## TESTO DA ANALIZZARE
Per questo assumono particolare rilevanza quelle professioni di
"confine" - assistente sociale, medico di base, insegnante - che
favoriscono l’accesso ad una rete di servizi articolata, forniscono quella
fiducia nelle istituzioni che solitamente i giovani non hanno, diventando
importanti recettori delle forme e delle motivazioni del disagio e delle
speranze degli adolescenti. C’è ancora tantissimo da fare!

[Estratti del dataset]
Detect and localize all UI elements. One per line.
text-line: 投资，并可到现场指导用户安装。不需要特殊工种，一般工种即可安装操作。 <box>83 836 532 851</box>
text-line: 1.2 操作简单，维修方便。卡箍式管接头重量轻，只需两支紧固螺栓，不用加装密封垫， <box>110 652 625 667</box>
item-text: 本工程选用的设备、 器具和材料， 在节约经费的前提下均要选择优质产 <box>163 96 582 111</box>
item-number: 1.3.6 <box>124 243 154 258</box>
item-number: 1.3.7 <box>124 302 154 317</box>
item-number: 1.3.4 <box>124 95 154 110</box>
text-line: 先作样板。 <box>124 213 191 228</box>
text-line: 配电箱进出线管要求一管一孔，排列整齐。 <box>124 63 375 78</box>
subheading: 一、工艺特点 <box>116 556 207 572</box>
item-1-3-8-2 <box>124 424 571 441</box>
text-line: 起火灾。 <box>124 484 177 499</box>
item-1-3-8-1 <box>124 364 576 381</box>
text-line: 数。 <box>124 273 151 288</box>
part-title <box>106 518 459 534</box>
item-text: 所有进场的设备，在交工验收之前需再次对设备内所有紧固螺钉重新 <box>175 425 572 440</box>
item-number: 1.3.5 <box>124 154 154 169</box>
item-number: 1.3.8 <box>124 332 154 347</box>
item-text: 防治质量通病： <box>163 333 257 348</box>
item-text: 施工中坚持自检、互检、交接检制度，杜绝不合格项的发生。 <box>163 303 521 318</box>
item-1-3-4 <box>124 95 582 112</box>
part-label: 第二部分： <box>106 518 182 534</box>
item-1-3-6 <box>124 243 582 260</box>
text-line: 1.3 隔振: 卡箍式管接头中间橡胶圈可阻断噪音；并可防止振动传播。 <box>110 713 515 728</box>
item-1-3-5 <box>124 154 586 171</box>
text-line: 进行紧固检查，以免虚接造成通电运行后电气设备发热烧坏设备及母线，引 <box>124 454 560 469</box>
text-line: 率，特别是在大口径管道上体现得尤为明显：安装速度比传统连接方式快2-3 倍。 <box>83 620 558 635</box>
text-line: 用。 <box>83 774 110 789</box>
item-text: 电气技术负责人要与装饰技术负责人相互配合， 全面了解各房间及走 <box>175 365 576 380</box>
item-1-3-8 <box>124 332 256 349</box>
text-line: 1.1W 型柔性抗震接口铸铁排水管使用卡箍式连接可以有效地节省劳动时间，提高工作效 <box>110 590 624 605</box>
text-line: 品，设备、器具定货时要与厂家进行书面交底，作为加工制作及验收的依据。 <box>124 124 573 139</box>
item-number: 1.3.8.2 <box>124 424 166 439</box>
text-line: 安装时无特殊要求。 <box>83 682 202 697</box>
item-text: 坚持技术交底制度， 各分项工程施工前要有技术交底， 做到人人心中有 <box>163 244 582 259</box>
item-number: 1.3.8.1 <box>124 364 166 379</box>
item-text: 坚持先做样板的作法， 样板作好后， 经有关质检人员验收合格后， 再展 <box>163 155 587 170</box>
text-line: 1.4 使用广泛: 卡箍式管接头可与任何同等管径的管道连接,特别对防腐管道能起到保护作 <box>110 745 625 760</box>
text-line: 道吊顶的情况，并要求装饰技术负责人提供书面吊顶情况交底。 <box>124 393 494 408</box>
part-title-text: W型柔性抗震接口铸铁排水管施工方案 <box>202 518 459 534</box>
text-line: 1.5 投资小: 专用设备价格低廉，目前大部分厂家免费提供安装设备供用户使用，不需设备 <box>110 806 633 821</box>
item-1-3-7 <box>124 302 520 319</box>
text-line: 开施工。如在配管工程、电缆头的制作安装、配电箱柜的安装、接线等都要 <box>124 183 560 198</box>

## DA FARE
• a. Stabilisci se le affermazioni seguenti concordano con il testo da analizzare, rispondendo sì o no e citando testualmente le parole decisive: (i) tra le professioni di "confine" figura l'assistente sociale; (ii) i giovani hanno di solito fiducia nelle istituzioni; (iii) non resta più nulla da fare.
• b. Ripeti parola per parola il passo del testo da analizzare che va da «Per questo assumono» fino a «tantissimo da fare!» compreso.

## RISPOSTE PER COMPITO
• a.
(i) Sì: «assistente sociale, medico di base, insegnante».
(ii) No: «quella fiducia nelle istituzioni che solitamente i giovani non hanno».
(iii) No: «C’è ancora tantissimo da fare!»

• b.
Per questo assumono particolare rilevanza quelle professioni di
"confine" - assistente sociale, medico di base, insegnante - che
favoriscono l’accesso ad una rete di servizi articolata, forniscono quella
fiducia nelle istituzioni che solitamente i giovani non hanno, diventando
importanti recettori delle forme e delle motivazioni del disagio e delle
speranze degli adolescenti. C’è ancora tantissimo da fare!